(Entries from a dataset)
_ _ _ _ _ _ _

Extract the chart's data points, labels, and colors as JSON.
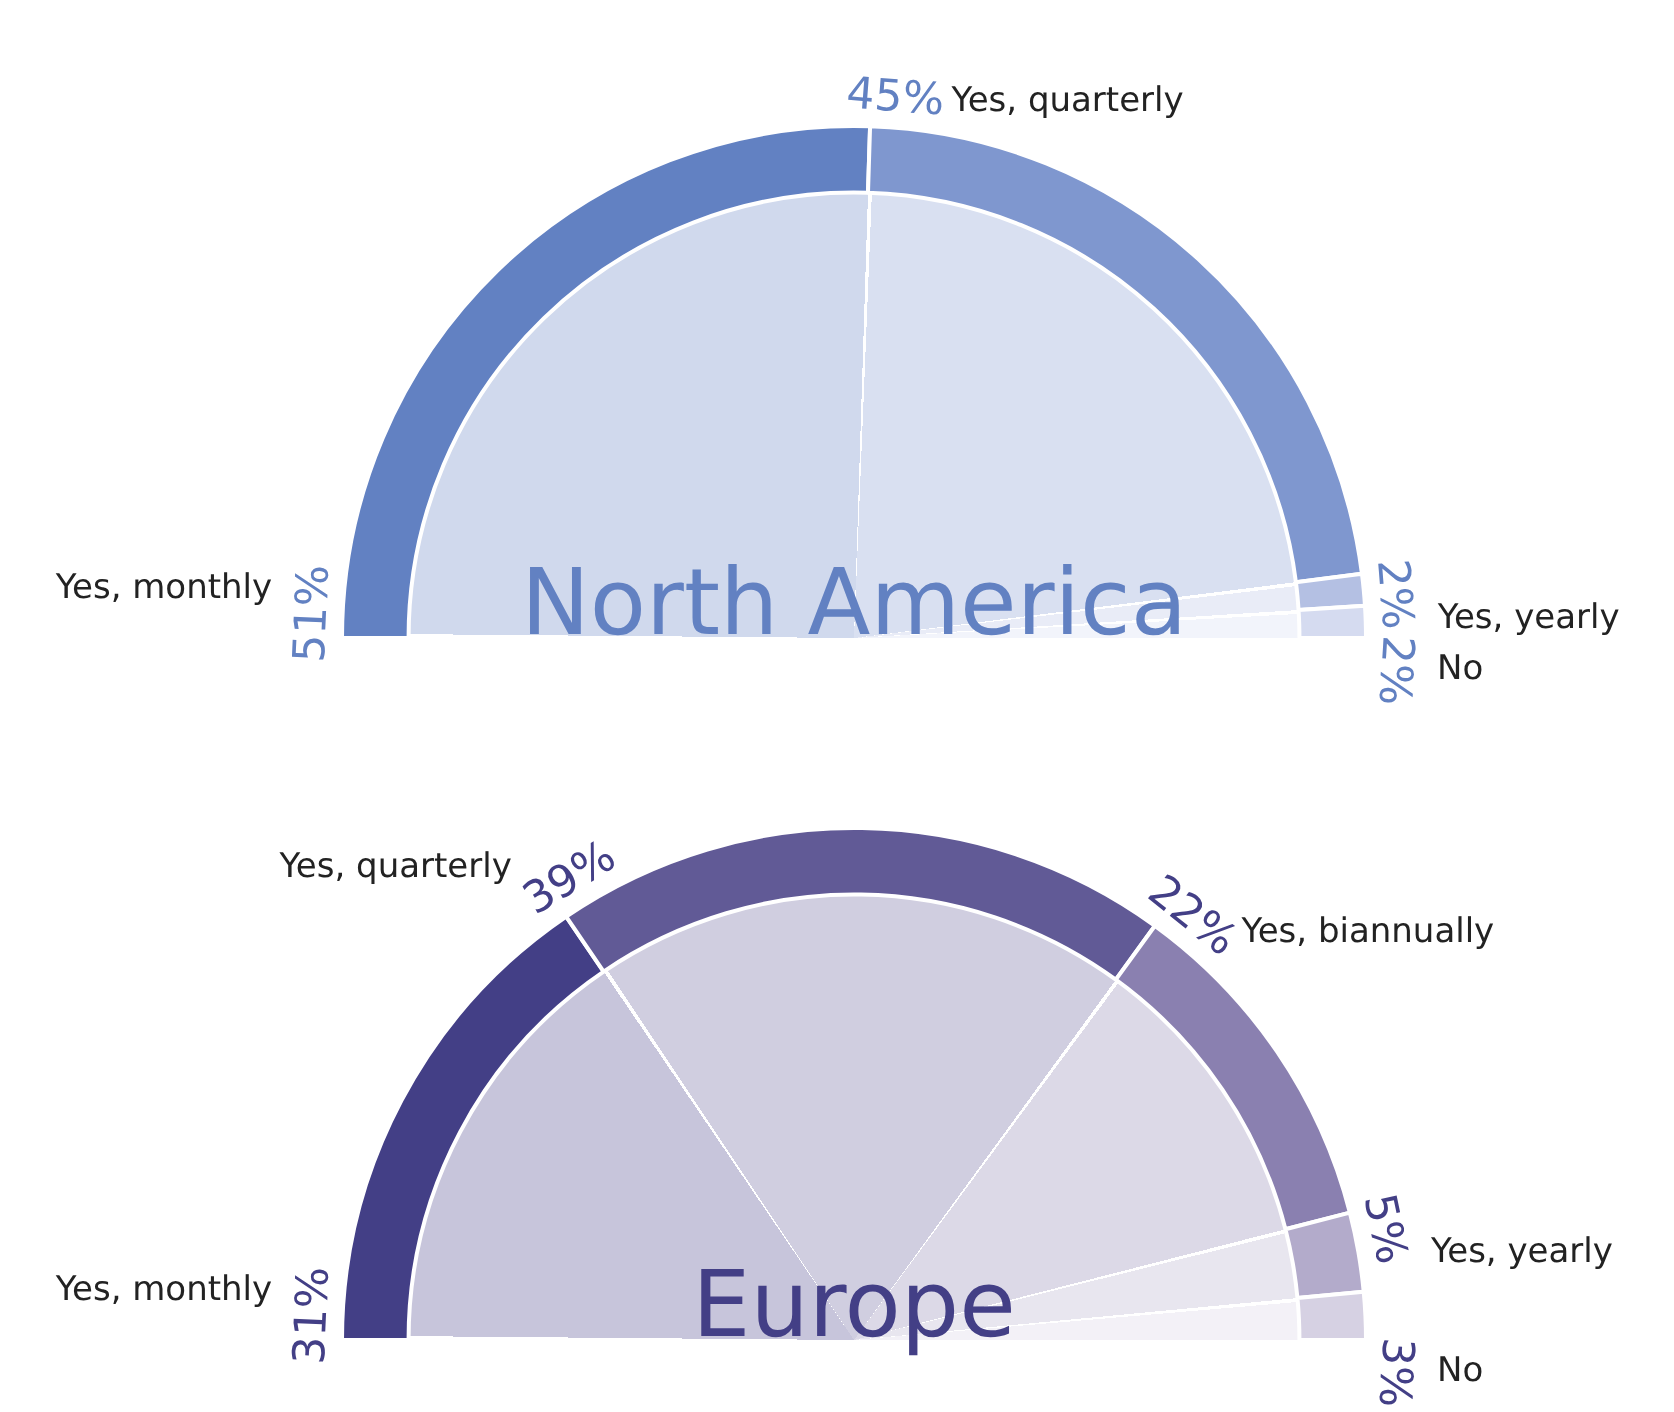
{
  "chart_data": [
    {
      "type": "donut",
      "title": "North America",
      "categories": [
        "Yes, monthly",
        "Yes, quarterly",
        "Yes, yearly",
        "No"
      ],
      "values": [
        51,
        45,
        2,
        2
      ],
      "value_labels": [
        "51%",
        "45%",
        "2%",
        "2%"
      ],
      "colors": [
        "#6281c2",
        "#7f97cf",
        "#b4c0e3",
        "#d5dbf0"
      ]
    },
    {
      "type": "donut",
      "title": "Europe",
      "categories": [
        "Yes, monthly",
        "Yes, quarterly",
        "Yes, biannually",
        "Yes, yearly",
        "No"
      ],
      "values": [
        31,
        39,
        22,
        5,
        3
      ],
      "value_labels": [
        "31%",
        "39%",
        "22%",
        "5%",
        "3%"
      ],
      "colors": [
        "#433f86",
        "#615a96",
        "#8a80b0",
        "#b3abcb",
        "#d6d1e3"
      ]
    }
  ]
}
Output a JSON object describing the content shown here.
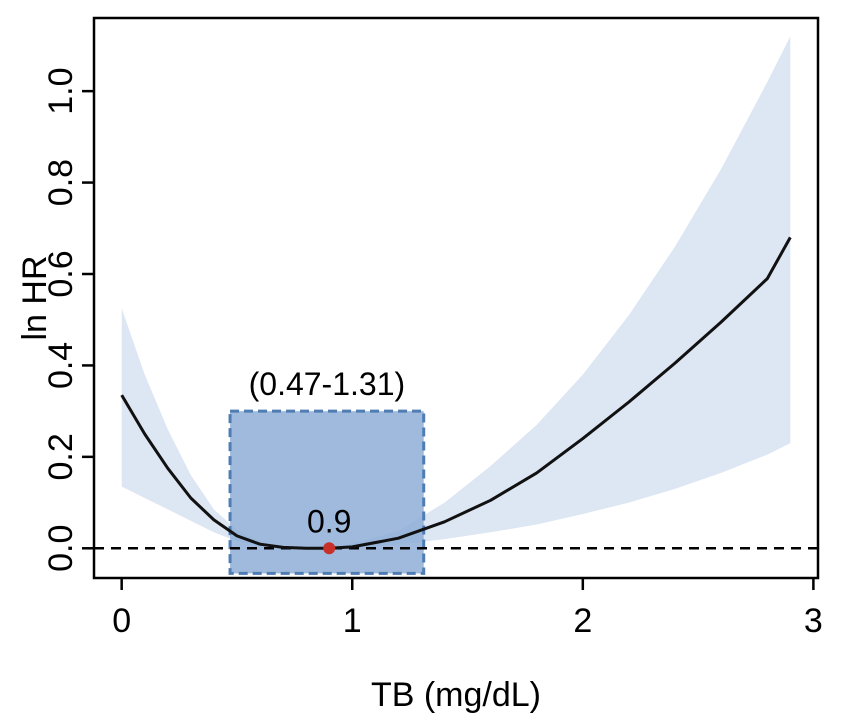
{
  "chart_data": {
    "type": "line",
    "xlabel": "TB (mg/dL)",
    "ylabel": "ln HR",
    "xlim": [
      -0.12,
      3.02
    ],
    "ylim": [
      -0.065,
      1.16
    ],
    "x_ticks": [
      "0",
      "1",
      "2",
      "3"
    ],
    "x_tick_values": [
      0,
      1,
      2,
      3
    ],
    "y_ticks": [
      "0.0",
      "0.2",
      "0.4",
      "0.6",
      "0.8",
      "1.0"
    ],
    "y_tick_values": [
      0,
      0.2,
      0.4,
      0.6,
      0.8,
      1.0
    ],
    "reference_line_y": 0,
    "series": [
      {
        "x": [
          0,
          0.1,
          0.2,
          0.3,
          0.4,
          0.5,
          0.6,
          0.7,
          0.8,
          0.9,
          1.0,
          1.2,
          1.4,
          1.6,
          1.8,
          2.0,
          2.2,
          2.4,
          2.6,
          2.8,
          2.9
        ],
        "y": [
          0.335,
          0.25,
          0.175,
          0.11,
          0.062,
          0.027,
          0.009,
          0.002,
          0.0,
          0.0,
          0.003,
          0.022,
          0.058,
          0.105,
          0.165,
          0.24,
          0.32,
          0.405,
          0.495,
          0.59,
          0.68
        ],
        "ci_lower": [
          0.135,
          0.11,
          0.085,
          0.06,
          0.035,
          0.015,
          0.005,
          0.001,
          0.0,
          0.0,
          0.0,
          0.008,
          0.02,
          0.035,
          0.052,
          0.075,
          0.1,
          0.13,
          0.165,
          0.205,
          0.23
        ],
        "ci_upper": [
          0.525,
          0.38,
          0.26,
          0.16,
          0.085,
          0.04,
          0.015,
          0.005,
          0.001,
          0.0,
          0.01,
          0.038,
          0.1,
          0.18,
          0.27,
          0.38,
          0.51,
          0.66,
          0.83,
          1.02,
          1.12
        ]
      }
    ],
    "annotations": {
      "range_box": {
        "x0": 0.47,
        "x1": 1.31,
        "y0": -0.055,
        "y1": 0.3
      },
      "range_label": "(0.47-1.31)",
      "point": {
        "x": 0.9,
        "y": 0.0
      },
      "point_label": "0.9"
    },
    "colors": {
      "line": "#111111",
      "ci_band": "#dde6f3",
      "box_fill": "#8eaed6",
      "box_border": "#4f7cb3",
      "point": "#c8302a"
    },
    "grid": false
  }
}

_ _ _ _ _ _ _

# WHAT THE TASK REQUIRES:
All of the lines above should be retyped precisely, apart from the pictures.

# COMPLETED TASK:
Extract the chart's data points, labels, and colors as JSON.
{
  "chart_data": [
    {
      "type": "donut",
      "title": "North America",
      "categories": [
        "Yes, monthly",
        "Yes, quarterly",
        "Yes, yearly",
        "No"
      ],
      "values": [
        51,
        45,
        2,
        2
      ],
      "value_labels": [
        "51%",
        "45%",
        "2%",
        "2%"
      ],
      "colors": [
        "#6281c2",
        "#7f97cf",
        "#b4c0e3",
        "#d5dbf0"
      ]
    },
    {
      "type": "donut",
      "title": "Europe",
      "categories": [
        "Yes, monthly",
        "Yes, quarterly",
        "Yes, biannually",
        "Yes, yearly",
        "No"
      ],
      "values": [
        31,
        39,
        22,
        5,
        3
      ],
      "value_labels": [
        "31%",
        "39%",
        "22%",
        "5%",
        "3%"
      ],
      "colors": [
        "#433f86",
        "#615a96",
        "#8a80b0",
        "#b3abcb",
        "#d6d1e3"
      ]
    }
  ]
}
Output a JSON object describing the content shown here.
{
  "chart_data": {
    "type": "line",
    "xlabel": "TB (mg/dL)",
    "ylabel": "ln HR",
    "xlim": [
      -0.12,
      3.02
    ],
    "ylim": [
      -0.065,
      1.16
    ],
    "x_ticks": [
      "0",
      "1",
      "2",
      "3"
    ],
    "x_tick_values": [
      0,
      1,
      2,
      3
    ],
    "y_ticks": [
      "0.0",
      "0.2",
      "0.4",
      "0.6",
      "0.8",
      "1.0"
    ],
    "y_tick_values": [
      0,
      0.2,
      0.4,
      0.6,
      0.8,
      1.0
    ],
    "reference_line_y": 0,
    "series": [
      {
        "x": [
          0,
          0.1,
          0.2,
          0.3,
          0.4,
          0.5,
          0.6,
          0.7,
          0.8,
          0.9,
          1.0,
          1.2,
          1.4,
          1.6,
          1.8,
          2.0,
          2.2,
          2.4,
          2.6,
          2.8,
          2.9
        ],
        "y": [
          0.335,
          0.25,
          0.175,
          0.11,
          0.062,
          0.027,
          0.009,
          0.002,
          0.0,
          0.0,
          0.003,
          0.022,
          0.058,
          0.105,
          0.165,
          0.24,
          0.32,
          0.405,
          0.495,
          0.59,
          0.68
        ],
        "ci_lower": [
          0.135,
          0.11,
          0.085,
          0.06,
          0.035,
          0.015,
          0.005,
          0.001,
          0.0,
          0.0,
          0.0,
          0.008,
          0.02,
          0.035,
          0.052,
          0.075,
          0.1,
          0.13,
          0.165,
          0.205,
          0.23
        ],
        "ci_upper": [
          0.525,
          0.38,
          0.26,
          0.16,
          0.085,
          0.04,
          0.015,
          0.005,
          0.001,
          0.0,
          0.01,
          0.038,
          0.1,
          0.18,
          0.27,
          0.38,
          0.51,
          0.66,
          0.83,
          1.02,
          1.12
        ]
      }
    ],
    "annotations": {
      "range_box": {
        "x0": 0.47,
        "x1": 1.31,
        "y0": -0.055,
        "y1": 0.3
      },
      "range_label": "(0.47-1.31)",
      "point": {
        "x": 0.9,
        "y": 0.0
      },
      "point_label": "0.9"
    },
    "colors": {
      "line": "#111111",
      "ci_band": "#dde6f3",
      "box_fill": "#8eaed6",
      "box_border": "#4f7cb3",
      "point": "#c8302a"
    },
    "grid": false
  }
}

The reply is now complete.